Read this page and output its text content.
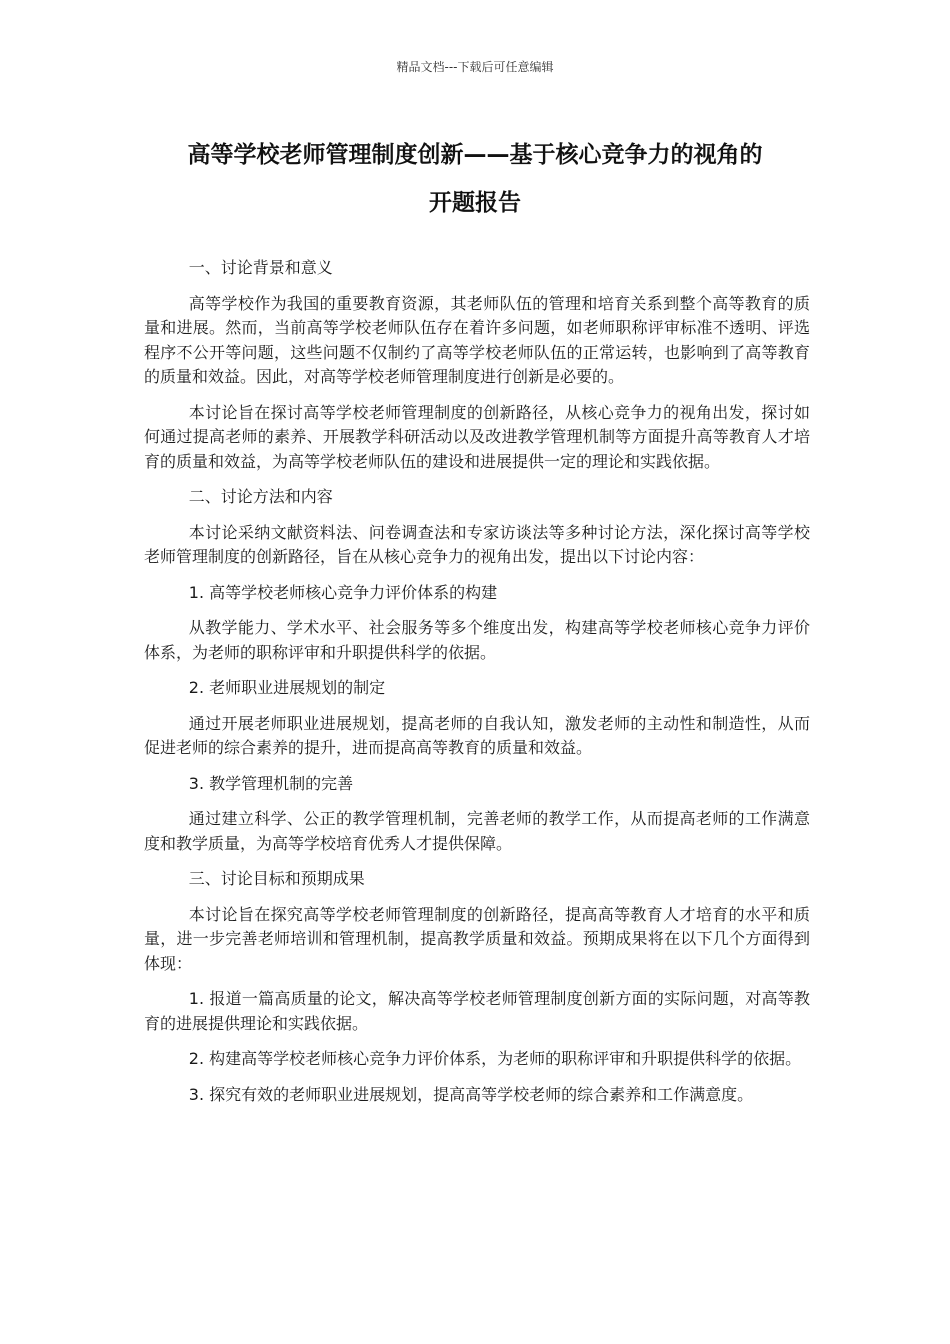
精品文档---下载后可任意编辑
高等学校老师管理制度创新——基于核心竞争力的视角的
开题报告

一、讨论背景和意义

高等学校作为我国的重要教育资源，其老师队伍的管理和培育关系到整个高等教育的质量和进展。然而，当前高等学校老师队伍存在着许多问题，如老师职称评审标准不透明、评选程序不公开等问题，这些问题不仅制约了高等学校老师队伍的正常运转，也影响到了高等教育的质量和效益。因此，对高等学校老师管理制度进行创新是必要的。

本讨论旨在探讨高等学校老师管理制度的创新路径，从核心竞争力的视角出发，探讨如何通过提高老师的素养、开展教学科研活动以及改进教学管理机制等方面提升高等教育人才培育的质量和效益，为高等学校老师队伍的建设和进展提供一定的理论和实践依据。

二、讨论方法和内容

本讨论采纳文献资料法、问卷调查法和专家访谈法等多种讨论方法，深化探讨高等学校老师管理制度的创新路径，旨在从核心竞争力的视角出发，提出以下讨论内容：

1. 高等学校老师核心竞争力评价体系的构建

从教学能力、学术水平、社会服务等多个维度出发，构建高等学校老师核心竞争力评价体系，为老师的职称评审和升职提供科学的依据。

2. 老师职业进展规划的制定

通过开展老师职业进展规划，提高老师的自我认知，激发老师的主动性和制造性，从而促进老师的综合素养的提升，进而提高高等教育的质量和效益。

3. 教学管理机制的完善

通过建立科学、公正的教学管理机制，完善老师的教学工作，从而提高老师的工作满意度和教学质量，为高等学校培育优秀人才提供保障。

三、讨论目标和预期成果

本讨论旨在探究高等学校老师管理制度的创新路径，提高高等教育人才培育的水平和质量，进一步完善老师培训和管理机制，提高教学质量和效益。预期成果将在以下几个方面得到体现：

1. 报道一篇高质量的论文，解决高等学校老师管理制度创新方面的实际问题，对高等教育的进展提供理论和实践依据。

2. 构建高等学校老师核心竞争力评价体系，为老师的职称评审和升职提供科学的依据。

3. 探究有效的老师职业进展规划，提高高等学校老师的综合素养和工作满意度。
--
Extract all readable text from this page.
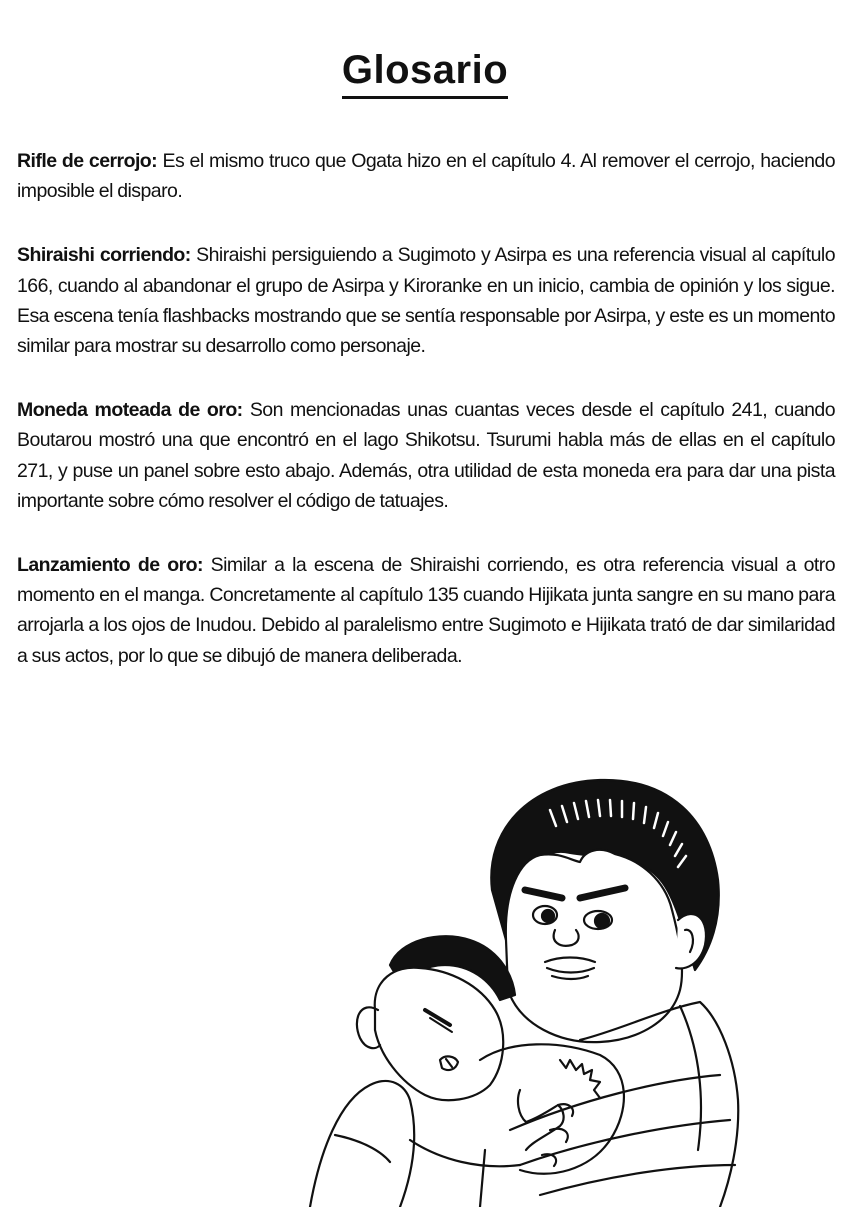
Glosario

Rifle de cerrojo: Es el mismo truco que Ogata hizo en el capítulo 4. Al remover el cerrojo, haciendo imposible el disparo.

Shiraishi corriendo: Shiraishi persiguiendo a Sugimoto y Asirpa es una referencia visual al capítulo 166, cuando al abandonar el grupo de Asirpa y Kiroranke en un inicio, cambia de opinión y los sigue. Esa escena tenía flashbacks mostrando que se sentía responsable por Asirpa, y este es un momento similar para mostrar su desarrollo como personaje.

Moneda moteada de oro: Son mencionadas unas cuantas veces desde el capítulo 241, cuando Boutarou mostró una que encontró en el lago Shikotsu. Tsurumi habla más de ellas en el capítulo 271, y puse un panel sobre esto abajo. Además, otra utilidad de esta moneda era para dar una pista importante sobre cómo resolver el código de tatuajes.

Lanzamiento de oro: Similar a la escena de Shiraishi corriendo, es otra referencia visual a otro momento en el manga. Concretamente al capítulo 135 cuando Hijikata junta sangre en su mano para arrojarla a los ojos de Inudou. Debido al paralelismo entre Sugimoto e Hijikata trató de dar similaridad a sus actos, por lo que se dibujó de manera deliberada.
==
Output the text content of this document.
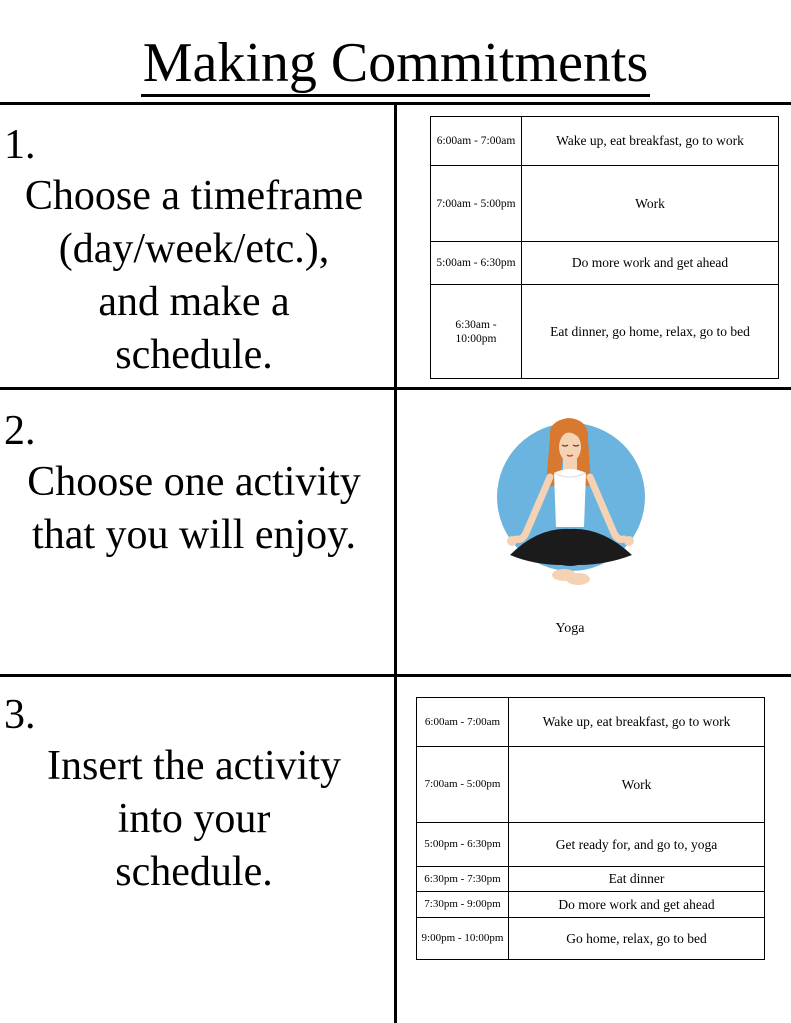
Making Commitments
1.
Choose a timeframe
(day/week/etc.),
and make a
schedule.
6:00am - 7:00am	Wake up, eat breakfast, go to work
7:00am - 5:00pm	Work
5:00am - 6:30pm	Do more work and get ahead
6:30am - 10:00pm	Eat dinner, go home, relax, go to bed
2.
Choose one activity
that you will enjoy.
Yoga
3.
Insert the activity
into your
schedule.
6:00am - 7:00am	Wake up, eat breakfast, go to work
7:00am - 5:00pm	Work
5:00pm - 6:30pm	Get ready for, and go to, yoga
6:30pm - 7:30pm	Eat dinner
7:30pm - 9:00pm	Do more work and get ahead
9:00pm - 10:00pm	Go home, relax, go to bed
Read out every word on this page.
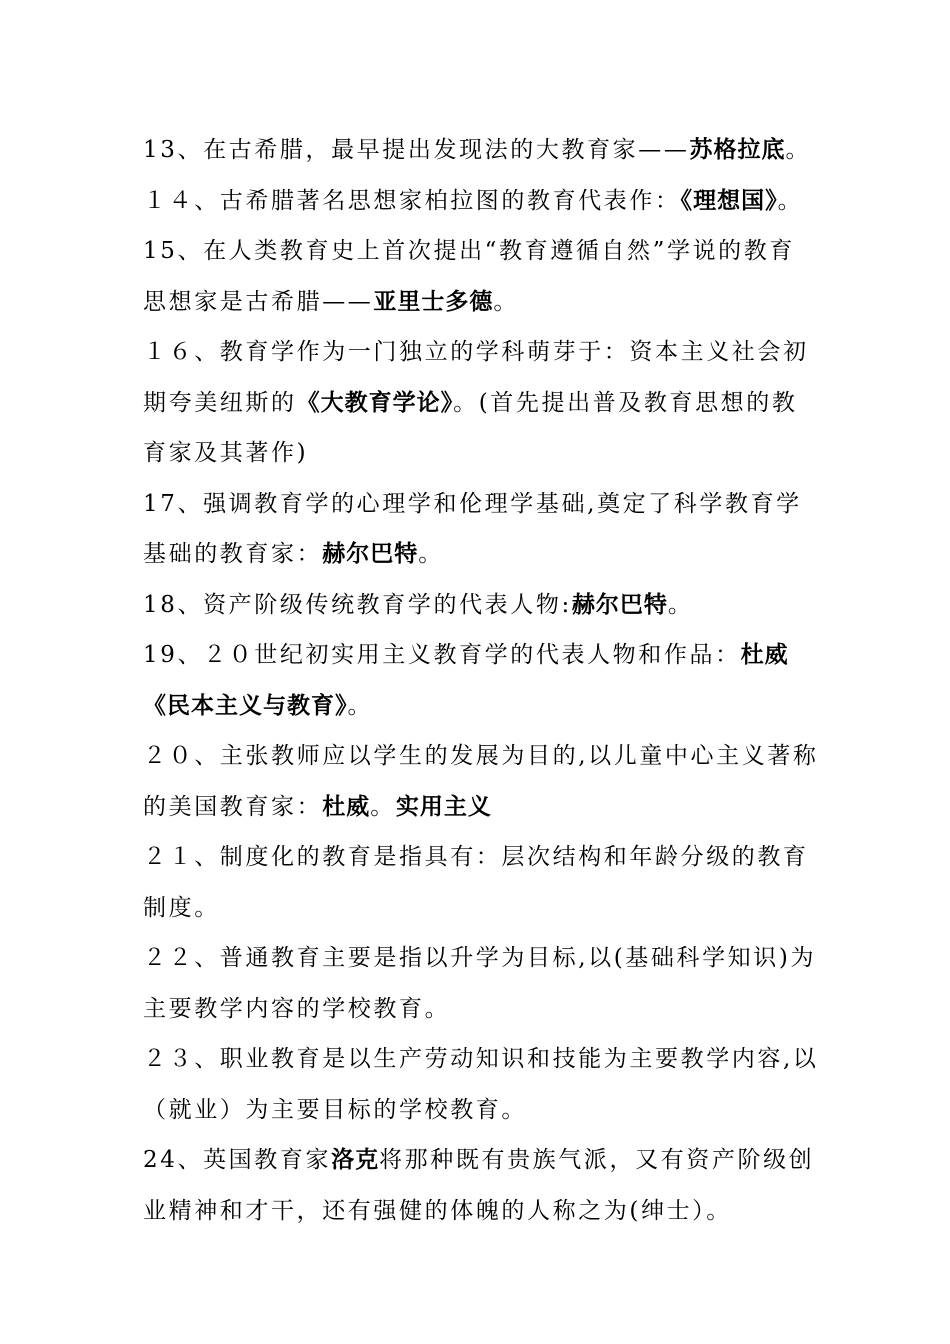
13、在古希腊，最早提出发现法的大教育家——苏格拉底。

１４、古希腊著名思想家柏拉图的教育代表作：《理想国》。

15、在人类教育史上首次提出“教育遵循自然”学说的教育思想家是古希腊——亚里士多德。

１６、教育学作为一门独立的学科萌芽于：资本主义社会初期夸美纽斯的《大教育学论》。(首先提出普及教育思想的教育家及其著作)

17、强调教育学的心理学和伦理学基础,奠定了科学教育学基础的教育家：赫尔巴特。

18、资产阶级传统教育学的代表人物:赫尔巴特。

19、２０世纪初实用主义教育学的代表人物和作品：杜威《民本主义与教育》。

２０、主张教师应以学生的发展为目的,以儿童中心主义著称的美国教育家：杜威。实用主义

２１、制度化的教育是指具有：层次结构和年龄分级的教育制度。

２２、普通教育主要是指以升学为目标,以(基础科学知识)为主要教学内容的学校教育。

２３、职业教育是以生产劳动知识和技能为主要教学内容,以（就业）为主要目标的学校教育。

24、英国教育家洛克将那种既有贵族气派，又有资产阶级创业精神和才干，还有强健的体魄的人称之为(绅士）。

§ REQUIRED WORK
Say how many lines of the data include the word "momento". Respond with the number alone.

§ EXERCISE RESPONSE
2